Excerpts from a figure dataset:
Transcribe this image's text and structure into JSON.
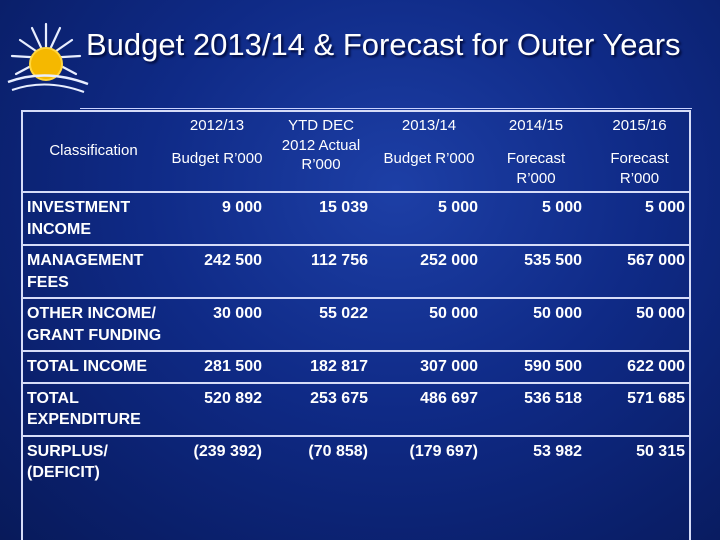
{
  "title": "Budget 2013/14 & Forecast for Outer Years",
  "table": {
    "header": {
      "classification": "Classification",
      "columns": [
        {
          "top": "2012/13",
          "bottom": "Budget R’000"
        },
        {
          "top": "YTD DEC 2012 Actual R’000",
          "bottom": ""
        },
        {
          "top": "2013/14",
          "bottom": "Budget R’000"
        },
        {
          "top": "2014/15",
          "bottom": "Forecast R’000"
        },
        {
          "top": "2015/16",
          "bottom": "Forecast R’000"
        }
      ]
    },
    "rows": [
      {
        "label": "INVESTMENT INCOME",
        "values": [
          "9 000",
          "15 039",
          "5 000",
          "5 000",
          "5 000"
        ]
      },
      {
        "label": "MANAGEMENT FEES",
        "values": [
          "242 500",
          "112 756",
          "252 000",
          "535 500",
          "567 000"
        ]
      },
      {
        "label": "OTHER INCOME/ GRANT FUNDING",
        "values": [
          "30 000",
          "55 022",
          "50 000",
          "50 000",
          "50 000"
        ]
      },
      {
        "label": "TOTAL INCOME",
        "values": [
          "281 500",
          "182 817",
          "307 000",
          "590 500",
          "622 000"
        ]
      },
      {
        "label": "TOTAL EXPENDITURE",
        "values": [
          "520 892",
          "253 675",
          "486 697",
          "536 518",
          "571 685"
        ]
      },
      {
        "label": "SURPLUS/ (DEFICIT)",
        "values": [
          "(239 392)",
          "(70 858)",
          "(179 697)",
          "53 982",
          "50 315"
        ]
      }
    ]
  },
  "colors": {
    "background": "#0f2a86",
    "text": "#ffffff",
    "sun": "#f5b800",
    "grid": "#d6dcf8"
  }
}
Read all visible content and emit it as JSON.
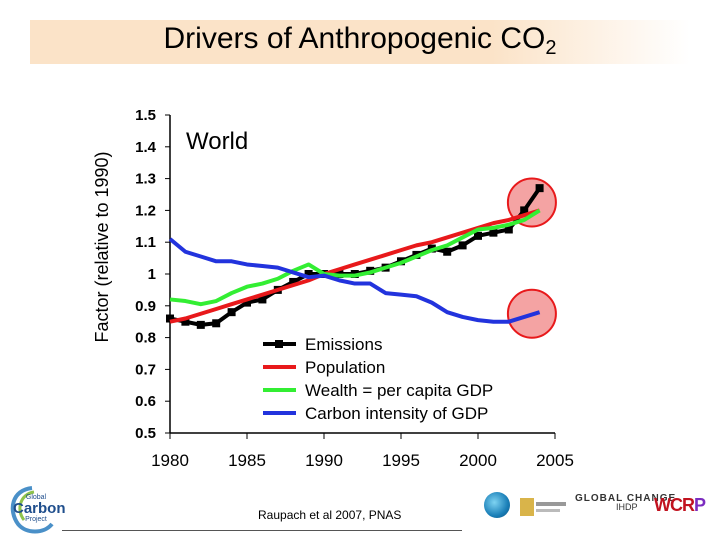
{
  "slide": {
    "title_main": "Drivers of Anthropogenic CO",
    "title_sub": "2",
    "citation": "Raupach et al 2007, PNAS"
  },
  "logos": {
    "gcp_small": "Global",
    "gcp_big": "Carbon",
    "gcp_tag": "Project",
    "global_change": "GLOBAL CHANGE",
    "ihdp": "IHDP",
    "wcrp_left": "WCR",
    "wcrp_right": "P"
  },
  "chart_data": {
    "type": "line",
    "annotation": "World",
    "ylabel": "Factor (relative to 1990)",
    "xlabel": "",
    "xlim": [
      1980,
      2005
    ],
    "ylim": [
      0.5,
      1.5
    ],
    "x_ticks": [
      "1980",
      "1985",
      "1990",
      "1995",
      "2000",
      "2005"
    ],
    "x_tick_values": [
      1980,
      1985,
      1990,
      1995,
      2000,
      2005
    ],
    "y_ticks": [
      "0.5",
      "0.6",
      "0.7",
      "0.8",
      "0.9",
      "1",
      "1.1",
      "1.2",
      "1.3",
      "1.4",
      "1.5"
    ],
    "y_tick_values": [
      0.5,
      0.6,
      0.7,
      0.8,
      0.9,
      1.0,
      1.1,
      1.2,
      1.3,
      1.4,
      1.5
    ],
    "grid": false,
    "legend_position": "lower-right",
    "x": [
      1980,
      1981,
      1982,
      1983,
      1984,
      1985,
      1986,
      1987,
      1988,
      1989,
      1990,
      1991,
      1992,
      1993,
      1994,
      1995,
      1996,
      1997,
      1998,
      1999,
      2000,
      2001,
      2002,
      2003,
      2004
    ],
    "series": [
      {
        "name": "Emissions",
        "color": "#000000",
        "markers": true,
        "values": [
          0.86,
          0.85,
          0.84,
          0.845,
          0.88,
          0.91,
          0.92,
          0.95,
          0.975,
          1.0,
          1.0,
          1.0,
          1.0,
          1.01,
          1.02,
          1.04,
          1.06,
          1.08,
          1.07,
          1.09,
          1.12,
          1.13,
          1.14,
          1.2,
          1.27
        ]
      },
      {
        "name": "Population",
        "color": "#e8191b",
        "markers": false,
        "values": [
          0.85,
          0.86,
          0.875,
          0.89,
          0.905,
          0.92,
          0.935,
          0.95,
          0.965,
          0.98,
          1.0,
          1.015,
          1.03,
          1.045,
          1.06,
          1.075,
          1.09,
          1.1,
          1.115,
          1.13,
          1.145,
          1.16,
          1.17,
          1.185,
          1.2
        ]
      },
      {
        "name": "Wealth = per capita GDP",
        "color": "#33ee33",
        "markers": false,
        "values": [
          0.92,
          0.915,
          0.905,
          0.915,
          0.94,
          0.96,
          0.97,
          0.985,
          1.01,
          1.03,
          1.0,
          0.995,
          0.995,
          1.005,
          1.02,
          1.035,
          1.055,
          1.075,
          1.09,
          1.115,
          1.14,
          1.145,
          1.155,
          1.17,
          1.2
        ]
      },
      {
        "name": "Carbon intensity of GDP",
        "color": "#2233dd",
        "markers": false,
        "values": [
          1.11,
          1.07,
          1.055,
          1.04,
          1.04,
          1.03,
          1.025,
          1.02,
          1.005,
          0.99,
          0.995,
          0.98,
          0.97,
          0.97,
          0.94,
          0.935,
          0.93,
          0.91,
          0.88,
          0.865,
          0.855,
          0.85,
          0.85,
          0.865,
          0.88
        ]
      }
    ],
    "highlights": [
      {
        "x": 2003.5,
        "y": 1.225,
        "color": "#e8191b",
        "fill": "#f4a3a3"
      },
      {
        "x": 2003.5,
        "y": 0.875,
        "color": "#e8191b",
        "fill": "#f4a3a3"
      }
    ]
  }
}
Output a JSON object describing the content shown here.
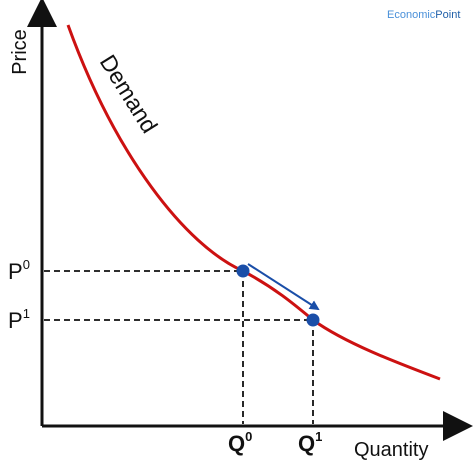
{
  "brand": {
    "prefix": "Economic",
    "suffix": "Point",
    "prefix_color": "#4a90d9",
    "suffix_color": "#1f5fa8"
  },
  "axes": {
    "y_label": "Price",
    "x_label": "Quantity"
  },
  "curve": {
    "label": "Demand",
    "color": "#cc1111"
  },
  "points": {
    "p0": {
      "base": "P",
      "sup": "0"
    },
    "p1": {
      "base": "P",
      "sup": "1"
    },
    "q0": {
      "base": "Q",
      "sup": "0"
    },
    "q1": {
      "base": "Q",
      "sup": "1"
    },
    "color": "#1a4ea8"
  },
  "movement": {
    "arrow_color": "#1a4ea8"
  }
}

REQUIRED TASK → Your copy of the data should match it exactly, except that pictures are left out.

FINISHED ANSWER →
Transcribe this image's text and structure into JSON.
{
  "title": "Budget 2013/14 & Forecast for Outer Years",
  "table": {
    "header": {
      "classification": "Classification",
      "columns": [
        {
          "top": "2012/13",
          "bottom": "Budget R’000"
        },
        {
          "top": "YTD DEC 2012 Actual R’000",
          "bottom": ""
        },
        {
          "top": "2013/14",
          "bottom": "Budget R’000"
        },
        {
          "top": "2014/15",
          "bottom": "Forecast R’000"
        },
        {
          "top": "2015/16",
          "bottom": "Forecast R’000"
        }
      ]
    },
    "rows": [
      {
        "label": "INVESTMENT INCOME",
        "values": [
          "9 000",
          "15 039",
          "5 000",
          "5 000",
          "5 000"
        ]
      },
      {
        "label": "MANAGEMENT FEES",
        "values": [
          "242 500",
          "112 756",
          "252 000",
          "535 500",
          "567 000"
        ]
      },
      {
        "label": "OTHER INCOME/ GRANT FUNDING",
        "values": [
          "30 000",
          "55 022",
          "50 000",
          "50 000",
          "50 000"
        ]
      },
      {
        "label": "TOTAL INCOME",
        "values": [
          "281 500",
          "182 817",
          "307 000",
          "590 500",
          "622 000"
        ]
      },
      {
        "label": "TOTAL EXPENDITURE",
        "values": [
          "520 892",
          "253 675",
          "486 697",
          "536 518",
          "571 685"
        ]
      },
      {
        "label": "SURPLUS/ (DEFICIT)",
        "values": [
          "(239 392)",
          "(70 858)",
          "(179 697)",
          "53 982",
          "50 315"
        ]
      }
    ]
  },
  "colors": {
    "background": "#0f2a86",
    "text": "#ffffff",
    "sun": "#f5b800",
    "grid": "#d6dcf8"
  }
}
Read all visible content and emit it as JSON.
{
  "slide": {
    "title_main": "Drivers of Anthropogenic CO",
    "title_sub": "2",
    "citation": "Raupach et al 2007, PNAS"
  },
  "logos": {
    "gcp_small": "Global",
    "gcp_big": "Carbon",
    "gcp_tag": "Project",
    "global_change": "GLOBAL CHANGE",
    "ihdp": "IHDP",
    "wcrp_left": "WCR",
    "wcrp_right": "P"
  },
  "chart_data": {
    "type": "line",
    "annotation": "World",
    "ylabel": "Factor (relative to 1990)",
    "xlabel": "",
    "xlim": [
      1980,
      2005
    ],
    "ylim": [
      0.5,
      1.5
    ],
    "x_ticks": [
      "1980",
      "1985",
      "1990",
      "1995",
      "2000",
      "2005"
    ],
    "x_tick_values": [
      1980,
      1985,
      1990,
      1995,
      2000,
      2005
    ],
    "y_ticks": [
      "0.5",
      "0.6",
      "0.7",
      "0.8",
      "0.9",
      "1",
      "1.1",
      "1.2",
      "1.3",
      "1.4",
      "1.5"
    ],
    "y_tick_values": [
      0.5,
      0.6,
      0.7,
      0.8,
      0.9,
      1.0,
      1.1,
      1.2,
      1.3,
      1.4,
      1.5
    ],
    "grid": false,
    "legend_position": "lower-right",
    "x": [
      1980,
      1981,
      1982,
      1983,
      1984,
      1985,
      1986,
      1987,
      1988,
      1989,
      1990,
      1991,
      1992,
      1993,
      1994,
      1995,
      1996,
      1997,
      1998,
      1999,
      2000,
      2001,
      2002,
      2003,
      2004
    ],
    "series": [
      {
        "name": "Emissions",
        "color": "#000000",
        "markers": true,
        "values": [
          0.86,
          0.85,
          0.84,
          0.845,
          0.88,
          0.91,
          0.92,
          0.95,
          0.975,
          1.0,
          1.0,
          1.0,
          1.0,
          1.01,
          1.02,
          1.04,
          1.06,
          1.08,
          1.07,
          1.09,
          1.12,
          1.13,
          1.14,
          1.2,
          1.27
        ]
      },
      {
        "name": "Population",
        "color": "#e8191b",
        "markers": false,
        "values": [
          0.85,
          0.86,
          0.875,
          0.89,
          0.905,
          0.92,
          0.935,
          0.95,
          0.965,
          0.98,
          1.0,
          1.015,
          1.03,
          1.045,
          1.06,
          1.075,
          1.09,
          1.1,
          1.115,
          1.13,
          1.145,
          1.16,
          1.17,
          1.185,
          1.2
        ]
      },
      {
        "name": "Wealth = per capita GDP",
        "color": "#33ee33",
        "markers": false,
        "values": [
          0.92,
          0.915,
          0.905,
          0.915,
          0.94,
          0.96,
          0.97,
          0.985,
          1.01,
          1.03,
          1.0,
          0.995,
          0.995,
          1.005,
          1.02,
          1.035,
          1.055,
          1.075,
          1.09,
          1.115,
          1.14,
          1.145,
          1.155,
          1.17,
          1.2
        ]
      },
      {
        "name": "Carbon intensity of GDP",
        "color": "#2233dd",
        "markers": false,
        "values": [
          1.11,
          1.07,
          1.055,
          1.04,
          1.04,
          1.03,
          1.025,
          1.02,
          1.005,
          0.99,
          0.995,
          0.98,
          0.97,
          0.97,
          0.94,
          0.935,
          0.93,
          0.91,
          0.88,
          0.865,
          0.855,
          0.85,
          0.85,
          0.865,
          0.88
        ]
      }
    ],
    "highlights": [
      {
        "x": 2003.5,
        "y": 1.225,
        "color": "#e8191b",
        "fill": "#f4a3a3"
      },
      {
        "x": 2003.5,
        "y": 0.875,
        "color": "#e8191b",
        "fill": "#f4a3a3"
      }
    ]
  }
}
Output a JSON object describing the content shown here.
{
  "brand": {
    "prefix": "Economic",
    "suffix": "Point",
    "prefix_color": "#4a90d9",
    "suffix_color": "#1f5fa8"
  },
  "axes": {
    "y_label": "Price",
    "x_label": "Quantity"
  },
  "curve": {
    "label": "Demand",
    "color": "#cc1111"
  },
  "points": {
    "p0": {
      "base": "P",
      "sup": "0"
    },
    "p1": {
      "base": "P",
      "sup": "1"
    },
    "q0": {
      "base": "Q",
      "sup": "0"
    },
    "q1": {
      "base": "Q",
      "sup": "1"
    },
    "color": "#1a4ea8"
  },
  "movement": {
    "arrow_color": "#1a4ea8"
  }
}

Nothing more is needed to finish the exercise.